--- GIVEN DATA ---
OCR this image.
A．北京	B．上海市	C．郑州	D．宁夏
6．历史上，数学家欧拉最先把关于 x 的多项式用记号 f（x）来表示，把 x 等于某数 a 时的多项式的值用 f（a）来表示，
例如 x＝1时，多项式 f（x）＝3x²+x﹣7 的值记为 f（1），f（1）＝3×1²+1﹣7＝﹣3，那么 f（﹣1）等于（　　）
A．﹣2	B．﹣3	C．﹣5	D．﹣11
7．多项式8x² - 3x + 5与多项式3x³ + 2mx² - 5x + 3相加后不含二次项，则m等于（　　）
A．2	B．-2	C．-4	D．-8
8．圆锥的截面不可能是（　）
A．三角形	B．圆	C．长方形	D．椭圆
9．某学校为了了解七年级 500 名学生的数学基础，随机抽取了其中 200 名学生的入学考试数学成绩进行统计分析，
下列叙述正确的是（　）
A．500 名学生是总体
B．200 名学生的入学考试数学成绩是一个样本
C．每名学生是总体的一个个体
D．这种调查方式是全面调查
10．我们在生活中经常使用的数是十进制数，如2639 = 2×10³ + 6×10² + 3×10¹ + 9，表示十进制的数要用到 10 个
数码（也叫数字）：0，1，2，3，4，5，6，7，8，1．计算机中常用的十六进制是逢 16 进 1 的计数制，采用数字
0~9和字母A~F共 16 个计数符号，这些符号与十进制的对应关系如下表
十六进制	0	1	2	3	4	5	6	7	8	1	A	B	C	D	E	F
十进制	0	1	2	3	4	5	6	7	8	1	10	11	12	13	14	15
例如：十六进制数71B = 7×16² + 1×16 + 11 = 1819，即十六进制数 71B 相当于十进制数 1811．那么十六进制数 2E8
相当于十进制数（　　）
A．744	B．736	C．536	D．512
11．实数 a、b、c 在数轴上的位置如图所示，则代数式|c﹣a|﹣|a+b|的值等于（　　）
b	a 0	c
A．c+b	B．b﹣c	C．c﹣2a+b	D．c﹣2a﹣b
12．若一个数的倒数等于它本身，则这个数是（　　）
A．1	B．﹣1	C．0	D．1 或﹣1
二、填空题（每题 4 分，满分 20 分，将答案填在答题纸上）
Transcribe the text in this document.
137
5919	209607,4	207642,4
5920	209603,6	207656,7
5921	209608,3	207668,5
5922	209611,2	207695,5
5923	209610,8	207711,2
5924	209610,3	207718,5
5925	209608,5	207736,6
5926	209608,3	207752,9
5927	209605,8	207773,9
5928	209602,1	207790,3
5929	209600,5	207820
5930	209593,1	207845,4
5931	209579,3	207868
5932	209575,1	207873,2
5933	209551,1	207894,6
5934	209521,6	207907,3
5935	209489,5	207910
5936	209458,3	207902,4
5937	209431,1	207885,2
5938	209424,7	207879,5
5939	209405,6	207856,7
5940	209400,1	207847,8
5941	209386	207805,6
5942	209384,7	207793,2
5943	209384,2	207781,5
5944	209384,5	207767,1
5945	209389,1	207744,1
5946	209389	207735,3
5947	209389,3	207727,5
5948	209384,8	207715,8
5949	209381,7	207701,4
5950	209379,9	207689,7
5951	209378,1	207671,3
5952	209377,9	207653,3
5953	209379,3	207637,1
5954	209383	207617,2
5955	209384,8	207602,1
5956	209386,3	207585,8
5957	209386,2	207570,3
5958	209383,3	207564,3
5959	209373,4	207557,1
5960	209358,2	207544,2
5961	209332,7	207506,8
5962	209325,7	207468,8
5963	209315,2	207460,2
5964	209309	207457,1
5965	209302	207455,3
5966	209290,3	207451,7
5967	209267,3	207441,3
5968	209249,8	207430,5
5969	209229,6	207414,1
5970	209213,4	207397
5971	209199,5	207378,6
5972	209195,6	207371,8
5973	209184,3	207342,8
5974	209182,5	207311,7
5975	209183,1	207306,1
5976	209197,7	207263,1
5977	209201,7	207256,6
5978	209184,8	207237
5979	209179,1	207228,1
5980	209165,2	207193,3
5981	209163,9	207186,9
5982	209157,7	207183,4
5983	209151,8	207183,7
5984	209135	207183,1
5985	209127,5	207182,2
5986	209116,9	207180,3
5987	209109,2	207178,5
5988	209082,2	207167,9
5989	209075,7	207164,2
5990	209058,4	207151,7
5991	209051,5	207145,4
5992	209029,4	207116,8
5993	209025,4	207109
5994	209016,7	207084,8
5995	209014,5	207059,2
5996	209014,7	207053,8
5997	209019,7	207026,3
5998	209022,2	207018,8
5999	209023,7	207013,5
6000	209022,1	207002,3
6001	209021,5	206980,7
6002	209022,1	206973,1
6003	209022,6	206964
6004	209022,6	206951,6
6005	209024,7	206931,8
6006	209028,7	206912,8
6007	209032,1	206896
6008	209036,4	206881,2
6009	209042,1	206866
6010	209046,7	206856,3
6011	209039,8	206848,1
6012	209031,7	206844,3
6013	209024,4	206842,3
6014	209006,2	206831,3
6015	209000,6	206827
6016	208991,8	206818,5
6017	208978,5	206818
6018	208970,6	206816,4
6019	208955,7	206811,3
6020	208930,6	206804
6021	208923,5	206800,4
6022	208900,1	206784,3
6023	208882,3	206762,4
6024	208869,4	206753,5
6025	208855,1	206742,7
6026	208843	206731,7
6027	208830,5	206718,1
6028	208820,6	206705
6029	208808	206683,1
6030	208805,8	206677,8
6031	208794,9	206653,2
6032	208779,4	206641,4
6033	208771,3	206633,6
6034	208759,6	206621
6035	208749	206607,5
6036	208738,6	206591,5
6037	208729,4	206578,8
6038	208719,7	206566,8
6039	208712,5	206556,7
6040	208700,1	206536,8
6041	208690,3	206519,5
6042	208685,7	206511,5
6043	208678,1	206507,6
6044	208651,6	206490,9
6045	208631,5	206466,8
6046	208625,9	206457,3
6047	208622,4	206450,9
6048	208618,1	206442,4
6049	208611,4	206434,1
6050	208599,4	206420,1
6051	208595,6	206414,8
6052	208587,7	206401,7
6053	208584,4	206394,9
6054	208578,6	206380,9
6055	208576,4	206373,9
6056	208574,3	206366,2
---
WHAT THE EXERCISE ASKS: Type the whole listing again, unaltered.

WRITTEN SOLUTION:
OCR this image.
A．北京	B．上海市	C．郑州	D．宁夏
6．历史上，数学家欧拉最先把关于 x 的多项式用记号 f（x）来表示，把 x 等于某数 a 时的多项式的值用 f（a）来表示，
例如 x＝1时，多项式 f（x）＝3x²+x﹣7 的值记为 f（1），f（1）＝3×1²+1﹣7＝﹣3，那么 f（﹣1）等于（　　）
A．﹣2	B．﹣3	C．﹣5	D．﹣11
7．多项式8x² - 3x + 5与多项式3x³ + 2mx² - 5x + 3相加后不含二次项，则m等于（　　）
A．2	B．-2	C．-4	D．-8
8．圆锥的截面不可能是（　）
A．三角形	B．圆	C．长方形	D．椭圆
9．某学校为了了解七年级 500 名学生的数学基础，随机抽取了其中 200 名学生的入学考试数学成绩进行统计分析，
下列叙述正确的是（　）
A．500 名学生是总体
B．200 名学生的入学考试数学成绩是一个样本
C．每名学生是总体的一个个体
D．这种调查方式是全面调查
10．我们在生活中经常使用的数是十进制数，如2639 = 2×10³ + 6×10² + 3×10¹ + 9，表示十进制的数要用到 10 个
数码（也叫数字）：0，1，2，3，4，5，6，7，8，1．计算机中常用的十六进制是逢 16 进 1 的计数制，采用数字
0~9和字母A~F共 16 个计数符号，这些符号与十进制的对应关系如下表
十六进制	0	1	2	3	4	5	6	7	8	1	A	B	C	D	E	F
十进制	0	1	2	3	4	5	6	7	8	1	10	11	12	13	14	15
例如：十六进制数71B = 7×16² + 1×16 + 11 = 1819，即十六进制数 71B 相当于十进制数 1811．那么十六进制数 2E8
相当于十进制数（　　）
A．744	B．736	C．536	D．512
11．实数 a、b、c 在数轴上的位置如图所示，则代数式|c﹣a|﹣|a+b|的值等于（　　）
b	a 0	c
A．c+b	B．b﹣c	C．c﹣2a+b	D．c﹣2a﹣b
12．若一个数的倒数等于它本身，则这个数是（　　）
A．1	B．﹣1	C．0	D．1 或﹣1
二、填空题（每题 4 分，满分 20 分，将答案填在答题纸上）
Transcribe the text in this document.
137
5919	209607,4	207642,4
5920	209603,6	207656,7
5921	209608,3	207668,5
5922	209611,2	207695,5
5923	209610,8	207711,2
5924	209610,3	207718,5
5925	209608,5	207736,6
5926	209608,3	207752,9
5927	209605,8	207773,9
5928	209602,1	207790,3
5929	209600,5	207820
5930	209593,1	207845,4
5931	209579,3	207868
5932	209575,1	207873,2
5933	209551,1	207894,6
5934	209521,6	207907,3
5935	209489,5	207910
5936	209458,3	207902,4
5937	209431,1	207885,2
5938	209424,7	207879,5
5939	209405,6	207856,7
5940	209400,1	207847,8
5941	209386	207805,6
5942	209384,7	207793,2
5943	209384,2	207781,5
5944	209384,5	207767,1
5945	209389,1	207744,1
5946	209389	207735,3
5947	209389,3	207727,5
5948	209384,8	207715,8
5949	209381,7	207701,4
5950	209379,9	207689,7
5951	209378,1	207671,3
5952	209377,9	207653,3
5953	209379,3	207637,1
5954	209383	207617,2
5955	209384,8	207602,1
5956	209386,3	207585,8
5957	209386,2	207570,3
5958	209383,3	207564,3
5959	209373,4	207557,1
5960	209358,2	207544,2
5961	209332,7	207506,8
5962	209325,7	207468,8
5963	209315,2	207460,2
5964	209309	207457,1
5965	209302	207455,3
5966	209290,3	207451,7
5967	209267,3	207441,3
5968	209249,8	207430,5
5969	209229,6	207414,1
5970	209213,4	207397
5971	209199,5	207378,6
5972	209195,6	207371,8
5973	209184,3	207342,8
5974	209182,5	207311,7
5975	209183,1	207306,1
5976	209197,7	207263,1
5977	209201,7	207256,6
5978	209184,8	207237
5979	209179,1	207228,1
5980	209165,2	207193,3
5981	209163,9	207186,9
5982	209157,7	207183,4
5983	209151,8	207183,7
5984	209135	207183,1
5985	209127,5	207182,2
5986	209116,9	207180,3
5987	209109,2	207178,5
5988	209082,2	207167,9
5989	209075,7	207164,2
5990	209058,4	207151,7
5991	209051,5	207145,4
5992	209029,4	207116,8
5993	209025,4	207109
5994	209016,7	207084,8
5995	209014,5	207059,2
5996	209014,7	207053,8
5997	209019,7	207026,3
5998	209022,2	207018,8
5999	209023,7	207013,5
6000	209022,1	207002,3
6001	209021,5	206980,7
6002	209022,1	206973,1
6003	209022,6	206964
6004	209022,6	206951,6
6005	209024,7	206931,8
6006	209028,7	206912,8
6007	209032,1	206896
6008	209036,4	206881,2
6009	209042,1	206866
6010	209046,7	206856,3
6011	209039,8	206848,1
6012	209031,7	206844,3
6013	209024,4	206842,3
6014	209006,2	206831,3
6015	209000,6	206827
6016	208991,8	206818,5
6017	208978,5	206818
6018	208970,6	206816,4
6019	208955,7	206811,3
6020	208930,6	206804
6021	208923,5	206800,4
6022	208900,1	206784,3
6023	208882,3	206762,4
6024	208869,4	206753,5
6025	208855,1	206742,7
6026	208843	206731,7
6027	208830,5	206718,1
6028	208820,6	206705
6029	208808	206683,1
6030	208805,8	206677,8
6031	208794,9	206653,2
6032	208779,4	206641,4
6033	208771,3	206633,6
6034	208759,6	206621
6035	208749	206607,5
6036	208738,6	206591,5
6037	208729,4	206578,8
6038	208719,7	206566,8
6039	208712,5	206556,7
6040	208700,1	206536,8
6041	208690,3	206519,5
6042	208685,7	206511,5
6043	208678,1	206507,6
6044	208651,6	206490,9
6045	208631,5	206466,8
6046	208625,9	206457,3
6047	208622,4	206450,9
6048	208618,1	206442,4
6049	208611,4	206434,1
6050	208599,4	206420,1
6051	208595,6	206414,8
6052	208587,7	206401,7
6053	208584,4	206394,9
6054	208578,6	206380,9
6055	208576,4	206373,9
6056	208574,3	206366,2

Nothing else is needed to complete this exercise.